** Start Entries provided **

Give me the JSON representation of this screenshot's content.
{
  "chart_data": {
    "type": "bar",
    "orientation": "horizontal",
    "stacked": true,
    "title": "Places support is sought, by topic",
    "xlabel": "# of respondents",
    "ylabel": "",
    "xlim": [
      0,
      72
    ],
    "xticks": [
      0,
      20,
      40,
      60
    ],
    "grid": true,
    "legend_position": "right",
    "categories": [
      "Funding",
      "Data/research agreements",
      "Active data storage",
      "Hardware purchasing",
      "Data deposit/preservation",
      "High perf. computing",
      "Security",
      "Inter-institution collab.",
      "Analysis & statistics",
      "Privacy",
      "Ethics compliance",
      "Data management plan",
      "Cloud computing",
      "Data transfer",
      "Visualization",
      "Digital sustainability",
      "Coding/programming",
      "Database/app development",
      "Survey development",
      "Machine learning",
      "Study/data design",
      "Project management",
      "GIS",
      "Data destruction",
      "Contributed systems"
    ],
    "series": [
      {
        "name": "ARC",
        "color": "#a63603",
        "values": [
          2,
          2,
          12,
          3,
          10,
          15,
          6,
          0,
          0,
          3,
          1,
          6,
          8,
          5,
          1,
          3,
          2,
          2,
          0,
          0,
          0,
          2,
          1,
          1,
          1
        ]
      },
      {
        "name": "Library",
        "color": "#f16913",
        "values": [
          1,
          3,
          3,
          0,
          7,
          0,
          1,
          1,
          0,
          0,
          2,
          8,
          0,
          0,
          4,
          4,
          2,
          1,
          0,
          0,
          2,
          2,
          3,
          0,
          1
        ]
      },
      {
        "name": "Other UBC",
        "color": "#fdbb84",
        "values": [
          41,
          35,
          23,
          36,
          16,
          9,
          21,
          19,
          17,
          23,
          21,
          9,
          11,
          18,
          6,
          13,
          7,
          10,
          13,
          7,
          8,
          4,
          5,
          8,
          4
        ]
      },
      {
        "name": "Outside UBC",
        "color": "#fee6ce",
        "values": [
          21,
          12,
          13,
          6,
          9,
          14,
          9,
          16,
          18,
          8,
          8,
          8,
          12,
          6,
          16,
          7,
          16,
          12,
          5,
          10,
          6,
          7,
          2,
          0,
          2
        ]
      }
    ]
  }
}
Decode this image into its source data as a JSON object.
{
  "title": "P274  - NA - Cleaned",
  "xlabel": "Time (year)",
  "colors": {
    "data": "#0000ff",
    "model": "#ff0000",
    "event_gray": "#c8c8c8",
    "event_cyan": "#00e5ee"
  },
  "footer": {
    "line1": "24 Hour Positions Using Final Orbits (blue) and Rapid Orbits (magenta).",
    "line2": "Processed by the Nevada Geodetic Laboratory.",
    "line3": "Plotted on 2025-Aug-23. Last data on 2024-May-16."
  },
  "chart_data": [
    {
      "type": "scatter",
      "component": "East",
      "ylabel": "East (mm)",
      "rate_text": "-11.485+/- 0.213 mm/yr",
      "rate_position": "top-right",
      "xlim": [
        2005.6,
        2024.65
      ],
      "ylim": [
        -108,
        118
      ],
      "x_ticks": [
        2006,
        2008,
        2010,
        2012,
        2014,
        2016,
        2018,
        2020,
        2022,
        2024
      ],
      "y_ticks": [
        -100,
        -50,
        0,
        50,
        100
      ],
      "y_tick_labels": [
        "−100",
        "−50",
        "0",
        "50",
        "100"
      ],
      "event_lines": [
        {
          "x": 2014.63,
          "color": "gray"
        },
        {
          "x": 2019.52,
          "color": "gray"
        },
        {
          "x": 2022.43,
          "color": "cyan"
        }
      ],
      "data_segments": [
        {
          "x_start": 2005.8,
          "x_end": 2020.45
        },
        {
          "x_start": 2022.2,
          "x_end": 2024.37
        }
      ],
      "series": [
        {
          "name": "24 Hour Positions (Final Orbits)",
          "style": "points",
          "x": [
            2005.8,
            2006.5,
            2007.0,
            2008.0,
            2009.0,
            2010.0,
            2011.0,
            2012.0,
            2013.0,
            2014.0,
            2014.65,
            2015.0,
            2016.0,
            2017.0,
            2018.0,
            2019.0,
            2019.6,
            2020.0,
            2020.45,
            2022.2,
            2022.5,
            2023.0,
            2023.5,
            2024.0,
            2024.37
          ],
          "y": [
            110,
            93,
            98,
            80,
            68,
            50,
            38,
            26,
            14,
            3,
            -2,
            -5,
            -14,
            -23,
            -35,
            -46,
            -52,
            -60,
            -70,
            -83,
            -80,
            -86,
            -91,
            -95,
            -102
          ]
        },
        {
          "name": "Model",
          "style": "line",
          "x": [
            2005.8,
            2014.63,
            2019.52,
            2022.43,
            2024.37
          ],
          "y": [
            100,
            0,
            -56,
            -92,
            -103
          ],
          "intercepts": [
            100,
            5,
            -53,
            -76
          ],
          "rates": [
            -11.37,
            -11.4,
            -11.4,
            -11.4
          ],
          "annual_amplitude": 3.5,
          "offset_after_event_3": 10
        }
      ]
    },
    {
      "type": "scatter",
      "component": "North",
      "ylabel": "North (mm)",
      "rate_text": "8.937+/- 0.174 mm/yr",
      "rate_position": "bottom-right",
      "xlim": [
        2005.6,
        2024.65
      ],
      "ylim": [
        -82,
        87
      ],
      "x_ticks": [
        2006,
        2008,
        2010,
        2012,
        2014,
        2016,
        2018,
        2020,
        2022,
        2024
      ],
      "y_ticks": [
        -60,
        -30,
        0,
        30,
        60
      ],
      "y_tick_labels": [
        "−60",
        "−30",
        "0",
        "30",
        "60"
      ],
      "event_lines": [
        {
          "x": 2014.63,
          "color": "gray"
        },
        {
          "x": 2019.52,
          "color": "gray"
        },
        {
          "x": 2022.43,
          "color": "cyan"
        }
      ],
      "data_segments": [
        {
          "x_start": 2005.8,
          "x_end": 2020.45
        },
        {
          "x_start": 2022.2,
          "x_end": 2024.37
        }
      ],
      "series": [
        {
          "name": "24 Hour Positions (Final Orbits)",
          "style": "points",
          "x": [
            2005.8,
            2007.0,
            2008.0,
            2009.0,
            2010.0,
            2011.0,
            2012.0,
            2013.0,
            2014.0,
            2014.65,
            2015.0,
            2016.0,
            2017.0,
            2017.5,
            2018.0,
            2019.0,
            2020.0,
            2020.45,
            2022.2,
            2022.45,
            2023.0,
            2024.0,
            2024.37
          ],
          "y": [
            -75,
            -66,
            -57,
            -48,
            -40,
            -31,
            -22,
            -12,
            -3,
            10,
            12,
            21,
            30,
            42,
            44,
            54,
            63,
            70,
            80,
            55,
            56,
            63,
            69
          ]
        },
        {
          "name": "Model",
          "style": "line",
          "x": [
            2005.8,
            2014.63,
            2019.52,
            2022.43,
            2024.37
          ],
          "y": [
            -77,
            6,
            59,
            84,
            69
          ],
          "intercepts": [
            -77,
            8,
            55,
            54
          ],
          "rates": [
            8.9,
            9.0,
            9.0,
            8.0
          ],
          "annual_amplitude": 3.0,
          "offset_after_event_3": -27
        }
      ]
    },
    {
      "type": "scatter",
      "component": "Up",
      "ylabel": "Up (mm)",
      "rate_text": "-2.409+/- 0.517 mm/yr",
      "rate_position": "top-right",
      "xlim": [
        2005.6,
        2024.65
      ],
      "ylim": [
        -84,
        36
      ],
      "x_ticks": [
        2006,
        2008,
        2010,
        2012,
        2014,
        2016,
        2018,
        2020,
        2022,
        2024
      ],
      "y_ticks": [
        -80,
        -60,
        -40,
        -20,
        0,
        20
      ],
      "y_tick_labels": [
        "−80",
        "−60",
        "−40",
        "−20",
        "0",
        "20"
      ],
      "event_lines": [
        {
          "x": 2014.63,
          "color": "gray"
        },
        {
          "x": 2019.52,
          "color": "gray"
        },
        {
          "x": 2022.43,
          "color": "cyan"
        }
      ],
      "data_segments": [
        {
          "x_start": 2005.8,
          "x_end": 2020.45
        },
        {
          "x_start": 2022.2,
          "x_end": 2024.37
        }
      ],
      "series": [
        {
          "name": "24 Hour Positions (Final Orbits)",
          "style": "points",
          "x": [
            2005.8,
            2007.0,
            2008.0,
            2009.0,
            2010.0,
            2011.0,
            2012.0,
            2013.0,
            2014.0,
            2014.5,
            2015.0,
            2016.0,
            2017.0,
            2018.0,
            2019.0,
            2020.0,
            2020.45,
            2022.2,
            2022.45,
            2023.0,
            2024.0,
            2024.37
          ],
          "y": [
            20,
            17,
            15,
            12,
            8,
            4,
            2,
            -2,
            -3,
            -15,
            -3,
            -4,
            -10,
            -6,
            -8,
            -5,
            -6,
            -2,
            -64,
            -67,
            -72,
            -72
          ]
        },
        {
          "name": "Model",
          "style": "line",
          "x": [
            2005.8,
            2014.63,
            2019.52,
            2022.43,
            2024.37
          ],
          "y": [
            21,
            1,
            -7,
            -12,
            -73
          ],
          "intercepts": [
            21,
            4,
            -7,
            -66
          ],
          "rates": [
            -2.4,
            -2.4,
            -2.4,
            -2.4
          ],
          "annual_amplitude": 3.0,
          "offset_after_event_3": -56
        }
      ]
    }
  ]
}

** End Entries provided **

» **What the task requires**:
Extract every line that has the string "xlabel" in it.

» **The response**:
    "xlabel": "# of respondents",
  "xlabel": "Time (year)",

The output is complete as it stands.